The task: Give every line back verbatim, dropping all images.

Data excerpts:
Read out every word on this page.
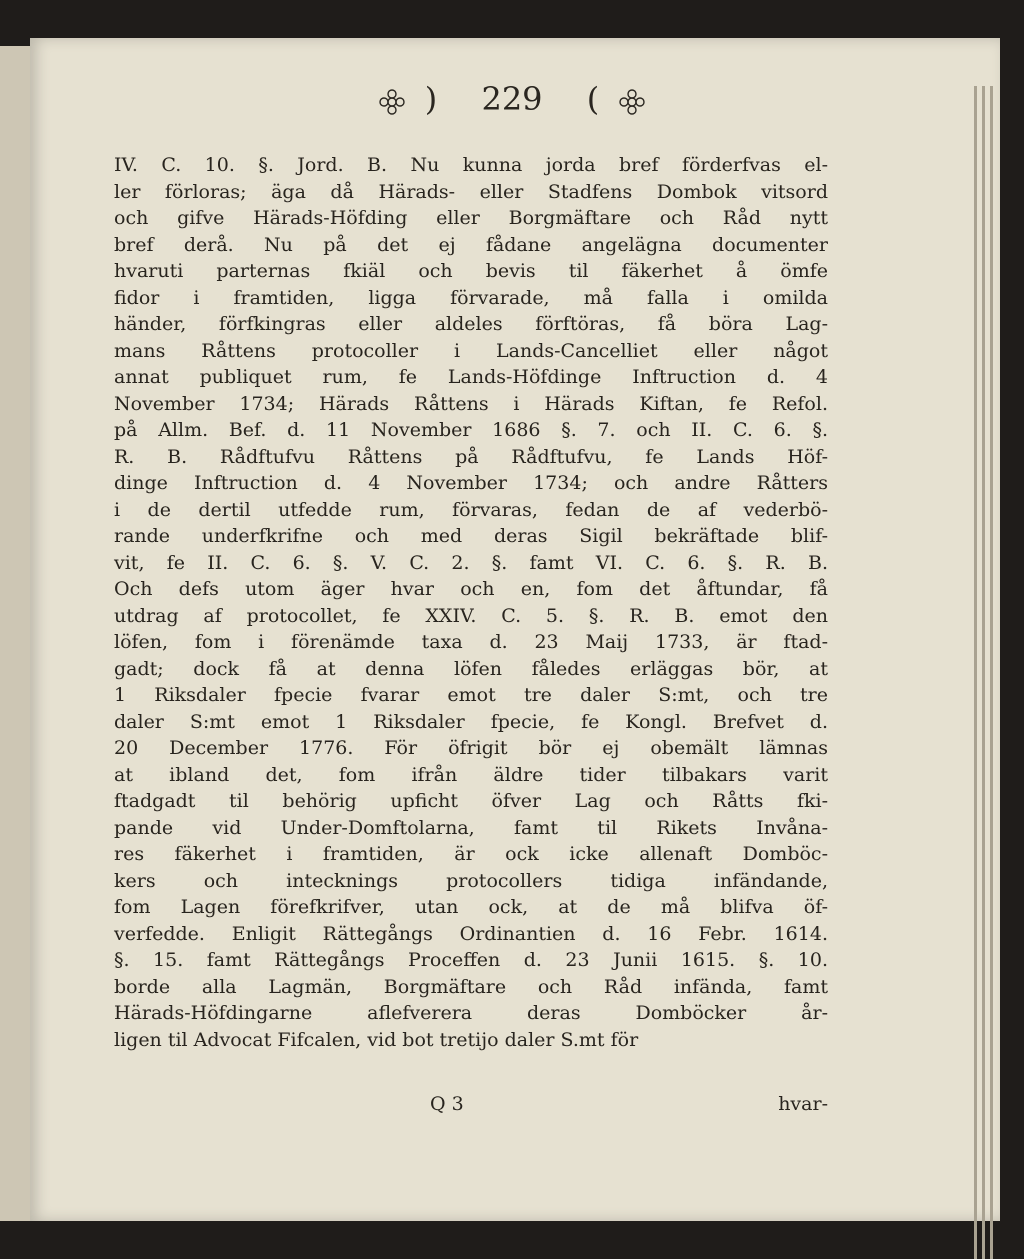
) 229 (
IV. C. 10. §. Jord. B. Nu kunna jorda bref förderfvas el-
ler förloras; äga då Härads- eller Stadfens Dombok vitsord
och gifve Härads-Höfding eller Borgmäftare och Råd nytt
bref derå. Nu på det ej fådane angelägna documenter
hvaruti parternas fkiäl och bevis til fäkerhet å ömfe
fidor i framtiden, ligga förvarade, må falla i omilda
händer, förfkingras eller aldeles förftöras, få böra Lag-
mans Råttens protocoller i Lands-Cancelliet eller något
annat publiquet rum, fe Lands-Höfdinge Inftruction d. 4
November 1734; Härads Råttens i Härads Kiftan, fe Refol.
på Allm. Bef. d. 11 November 1686 §. 7. och II. C. 6. §.
R. B. Rådftufvu Råttens på Rådftufvu, fe Lands Höf-
dinge Inftruction d. 4 November 1734; och andre Råtters
i de dertil utfedde rum, förvaras, fedan de af vederbö-
rande underfkrifne och med deras Sigil bekräftade blif-
vit, fe II. C. 6. §. V. C. 2. §. famt VI. C. 6. §. R. B.
Och defs utom äger hvar och en, fom det åftundar, få
utdrag af protocollet, fe XXIV. C. 5. §. R. B. emot den
löfen, fom i förenämde taxa d. 23 Maij 1733, är ftad-
gadt; dock få at denna löfen fåledes erläggas bör, at
1 Riksdaler fpecie fvarar emot tre daler S:mt, och tre
daler S:mt emot 1 Riksdaler fpecie, fe Kongl. Brefvet d.
20 December 1776. För öfrigit bör ej obemält lämnas
at ibland det, fom ifrån äldre tider tilbakars varit
ftadgadt til behörig upficht öfver Lag och Råtts fki-
pande vid Under-Domftolarna, famt til Rikets Invåna-
res fäkerhet i framtiden, är ock icke allenaft Domböc-
kers och intecknings protocollers tidiga infändande,
fom Lagen förefkrifver, utan ock, at de må blifva öf-
verfedde. Enligit Rättegångs Ordinantien d. 16 Febr. 1614.
§. 15. famt Rättegångs Proceffen d. 23 Junii 1615. §. 10.
borde alla Lagmän, Borgmäftare och Råd infända, famt
Härads-Höfdingarne aflefverera deras Domböcker år-
ligen til Advocat Fifcalen, vid bot tretijo daler S.mt för
Q 3	hvar-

Output of the task:
Read out every word on this page.
) 229 (
IV. C. 10. §. Jord. B. Nu kunna jorda bref förderfvas el-
ler förloras; äga då Härads- eller Stadfens Dombok vitsord
och gifve Härads-Höfding eller Borgmäftare och Råd nytt
bref derå. Nu på det ej fådane angelägna documenter
hvaruti parternas fkiäl och bevis til fäkerhet å ömfe
fidor i framtiden, ligga förvarade, må falla i omilda
händer, förfkingras eller aldeles förftöras, få böra Lag-
mans Råttens protocoller i Lands-Cancelliet eller något
annat publiquet rum, fe Lands-Höfdinge Inftruction d. 4
November 1734; Härads Råttens i Härads Kiftan, fe Refol.
på Allm. Bef. d. 11 November 1686 §. 7. och II. C. 6. §.
R. B. Rådftufvu Råttens på Rådftufvu, fe Lands Höf-
dinge Inftruction d. 4 November 1734; och andre Råtters
i de dertil utfedde rum, förvaras, fedan de af vederbö-
rande underfkrifne och med deras Sigil bekräftade blif-
vit, fe II. C. 6. §. V. C. 2. §. famt VI. C. 6. §. R. B.
Och defs utom äger hvar och en, fom det åftundar, få
utdrag af protocollet, fe XXIV. C. 5. §. R. B. emot den
löfen, fom i förenämde taxa d. 23 Maij 1733, är ftad-
gadt; dock få at denna löfen fåledes erläggas bör, at
1 Riksdaler fpecie fvarar emot tre daler S:mt, och tre
daler S:mt emot 1 Riksdaler fpecie, fe Kongl. Brefvet d.
20 December 1776. För öfrigit bör ej obemält lämnas
at ibland det, fom ifrån äldre tider tilbakars varit
ftadgadt til behörig upficht öfver Lag och Råtts fki-
pande vid Under-Domftolarna, famt til Rikets Invåna-
res fäkerhet i framtiden, är ock icke allenaft Domböc-
kers och intecknings protocollers tidiga infändande,
fom Lagen förefkrifver, utan ock, at de må blifva öf-
verfedde. Enligit Rättegångs Ordinantien d. 16 Febr. 1614.
§. 15. famt Rättegångs Proceffen d. 23 Junii 1615. §. 10.
borde alla Lagmän, Borgmäftare och Råd infända, famt
Härads-Höfdingarne aflefverera deras Domböcker år-
ligen til Advocat Fifcalen, vid bot tretijo daler S.mt för
Q 3	hvar-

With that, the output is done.